- Description of the task -
Give only the number of lines that hold the word "的物质的量之比为".

Records contained in a dataset
+++

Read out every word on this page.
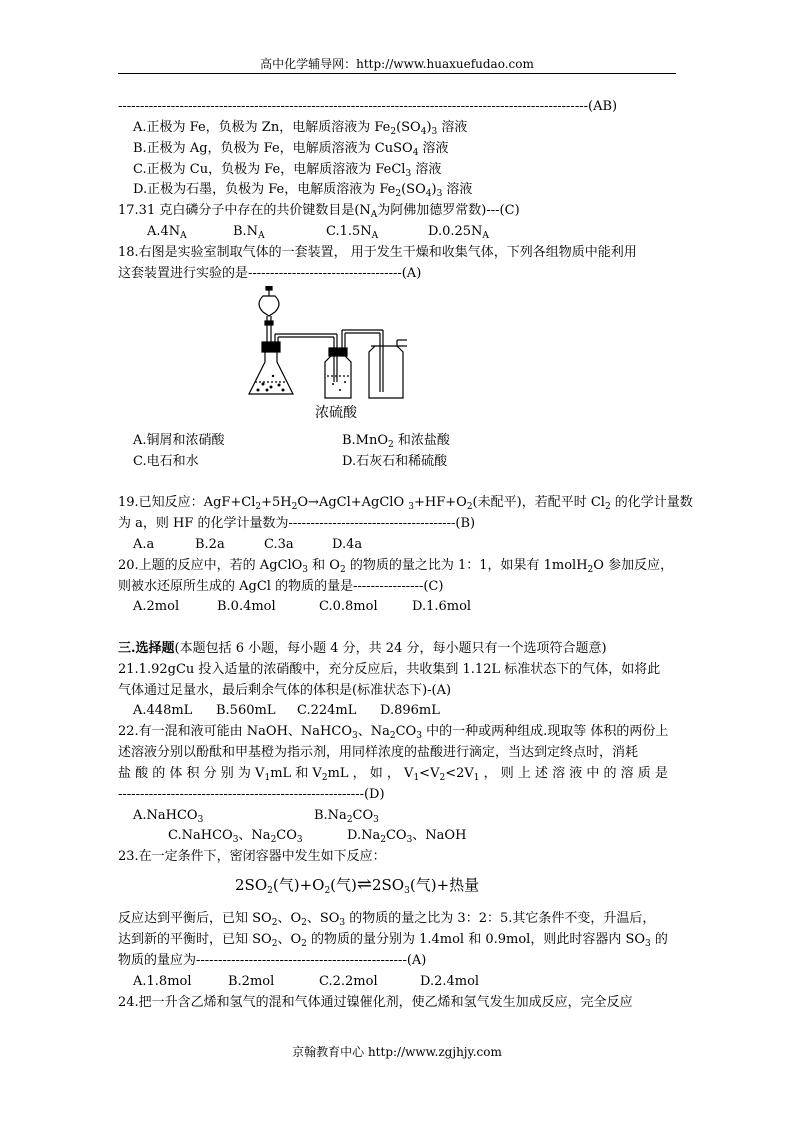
高中化学辅导网：http://www.huaxuefudao.com
-----------------------------------------------------------------------------------------------------------(AB)
A.正极为 Fe，负极为 Zn，电解质溶液为 $Fe_2(SO_4)_3$ 溶液
B.正极为 Ag，负极为 Fe，电解质溶液为 CuSO$_4$ 溶液
C.正极为 Cu，负极为 Fe，电解质溶液为 FeCl$_3$ 溶液
D.正极为石墨，负极为 Fe，电解质溶液为 $Fe_2(SO_4)_3$ 溶液
17.31 克白磷分子中存在的共价键数目是($N_A$为阿佛加德罗常数)---(C)
$A.4N_A$	$B.N_A$	$C.1.5N_A$	$D.0.25N_A$
18.右图是实验室制取气体的一套装置， 用于发生干燥和收集气体，下列各组物质中能利用
这套装置进行实验的是-----------------------------------(A)
浓硫酸
A.铜屑和浓硝酸	B.MnO$_2$ 和浓盐酸
C.电石和水	D.石灰石和稀硫酸
19.已知反应：$AgF+Cl_2+5H_2O\to AgCl+AgClO$ $_3+HF+O_2$(未配平)，若配平时 $Cl_2$ 的化学计量数
为 a，则 HF 的化学计量数为--------------------------------------(B)
A.a	B.2a	C.3a	D.4a
20.上题的反应中，若的 AgClO$_3$ 和 $O_2$ 的物质的量之比为 1：1，如果有 1molH$_2$O 参加反应，
则被水还原所生成的 AgCl 的物质的量是----------------(C)
A.2mol	B.0.4mol	C.0.8mol	D.1.6mol
三.选择题(本题包括 6 小题，每小题 4 分，共 24 分，每小题只有一个选项符合题意)
21.1.92gCu 投入适量的浓硝酸中，充分反应后，共收集到 1.12L 标准状态下的气体，如将此
气体通过足量水，最后剩余气体的体积是(标准状态下)-(A)
A.448mL B.560mL C.224mL D.896mL
22.有一混和液可能由 NaOH、NaHCO$_3$、$Na_2CO_3$ 中的一种或两种组成.现取等 体积的两份上
述溶液分别以酚酞和甲基橙为指示剂，用同样浓度的盐酸进行滴定，当达到定终点时，消耗
盐 酸 的 体 积 分 别 为 $V_1mL$ 和 $V_2mL$ ， 如 ， $V_1<V_2<2V_1$ ， 则 上 述 溶 液 中 的 溶 质 是
--------------------------------------------------------(D)
A.NaHCO$_3$	$B.Na_2CO_3$
C.NaHCO$_3$、$Na_2CO_3$	$D.Na_2CO_3$、NaOH
23.在一定条件下，密闭容器中发生如下反应：
$2SO_2$(气)$+O_2$(气)$\rightleftharpoons 2SO_3$(气)+热量
反应达到平衡后，已知 $SO_2$、$O_2$、$SO_3$ 的物质的量之比为 3：2：5.其它条件不变，升温后，
达到新的平衡时，已知 $SO_2$、$O_2$ 的物质的量分别为 1.4mol 和 0.9mol，则此时容器内 $SO_3$ 的
物质的量应为------------------------------------------------(A)
A.1.8mol	B.2mol	C.2.2mol	D.2.4mol
24.把一升含乙烯和氢气的混和气体通过镍催化剂，使乙烯和氢气发生加成反应，完全反应
京翰教育中心 http://www.zgjhjy.com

+++

- The output -
2